*What is required*
Determine how many lines hold "Planning" and give only that number.

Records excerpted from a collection
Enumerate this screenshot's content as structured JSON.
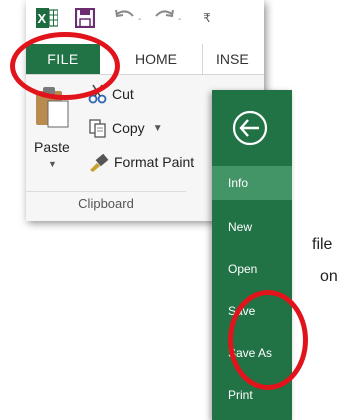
{
  "ribbon": {
    "tabs": {
      "file": "FILE",
      "home": "HOME",
      "insert": "INSE"
    },
    "qat_more": "₹",
    "clipboard": {
      "paste": "Paste",
      "cut": "Cut",
      "copy": "Copy",
      "format_painter": "Format Paint",
      "group_label": "Clipboard"
    }
  },
  "partial_text": [
    "file",
    "on"
  ],
  "backstage": {
    "items": [
      {
        "label": "Info",
        "active": true
      },
      {
        "label": "New"
      },
      {
        "label": "Open"
      },
      {
        "label": "Save"
      },
      {
        "label": "Save As"
      },
      {
        "label": "Print"
      }
    ]
  },
  "colors": {
    "excel_green": "#217346",
    "active_item": "#439467",
    "highlight_red": "#e2141b"
  }
}
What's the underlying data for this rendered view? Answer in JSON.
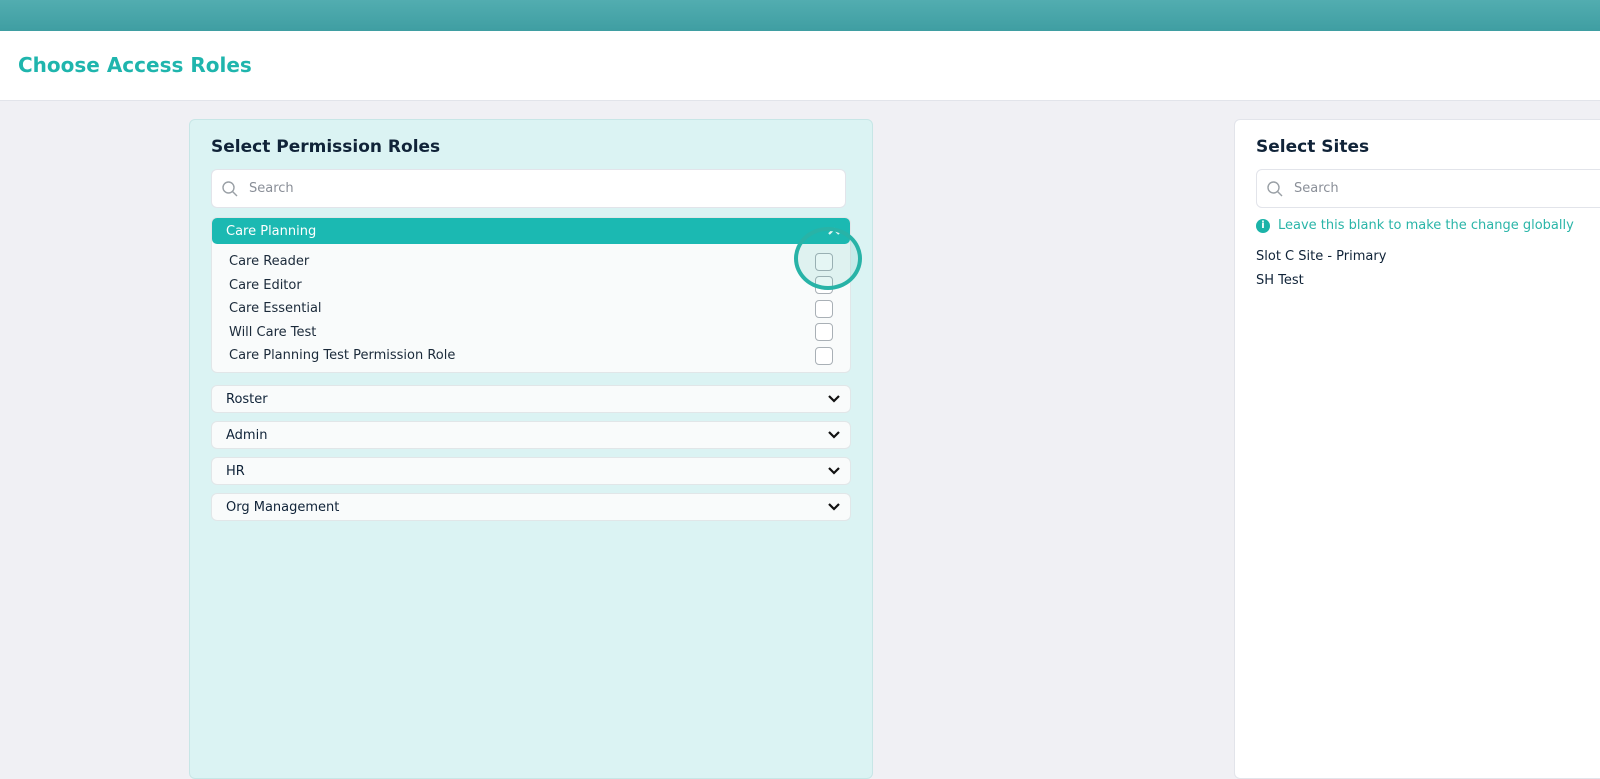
{
  "header": {
    "title": "Choose Access Roles"
  },
  "roles": {
    "title": "Select Permission Roles",
    "search_placeholder": "Search",
    "groups": [
      {
        "label": "Care Planning",
        "expanded": true,
        "items": [
          "Care Reader",
          "Care Editor",
          "Care Essential",
          "Will Care Test",
          "Care Planning Test Permission Role"
        ]
      },
      {
        "label": "Roster",
        "expanded": false
      },
      {
        "label": "Admin",
        "expanded": false
      },
      {
        "label": "HR",
        "expanded": false
      },
      {
        "label": "Org Management",
        "expanded": false
      }
    ]
  },
  "sites": {
    "title": "Select Sites",
    "search_placeholder": "Search",
    "info": "Leave this blank to make the change globally",
    "items": [
      "Slot C Site - Primary",
      "SH Test"
    ]
  },
  "colors": {
    "accent": "#1bb9b2",
    "panel": "#dbf3f3"
  }
}
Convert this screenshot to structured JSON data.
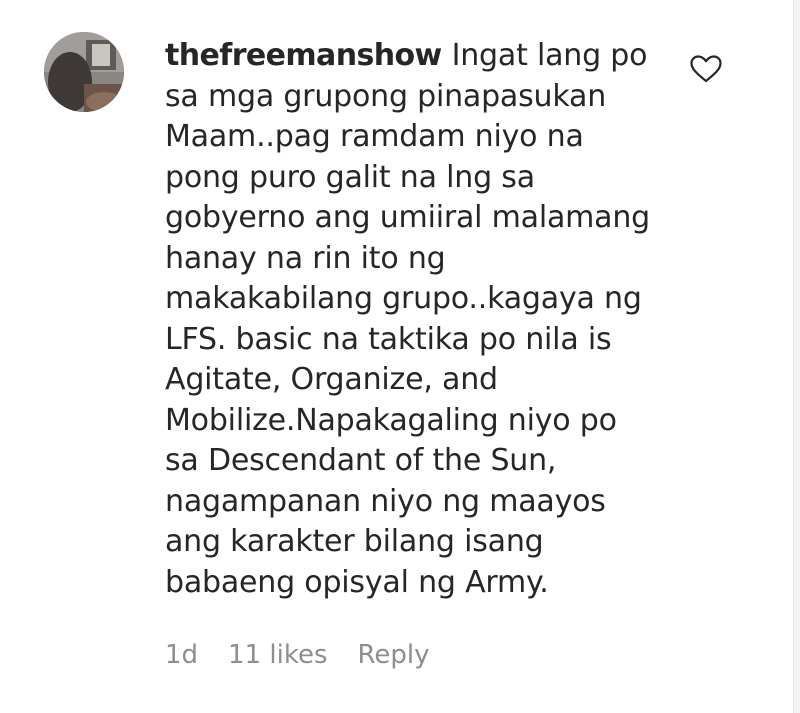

*Exercise solution*
2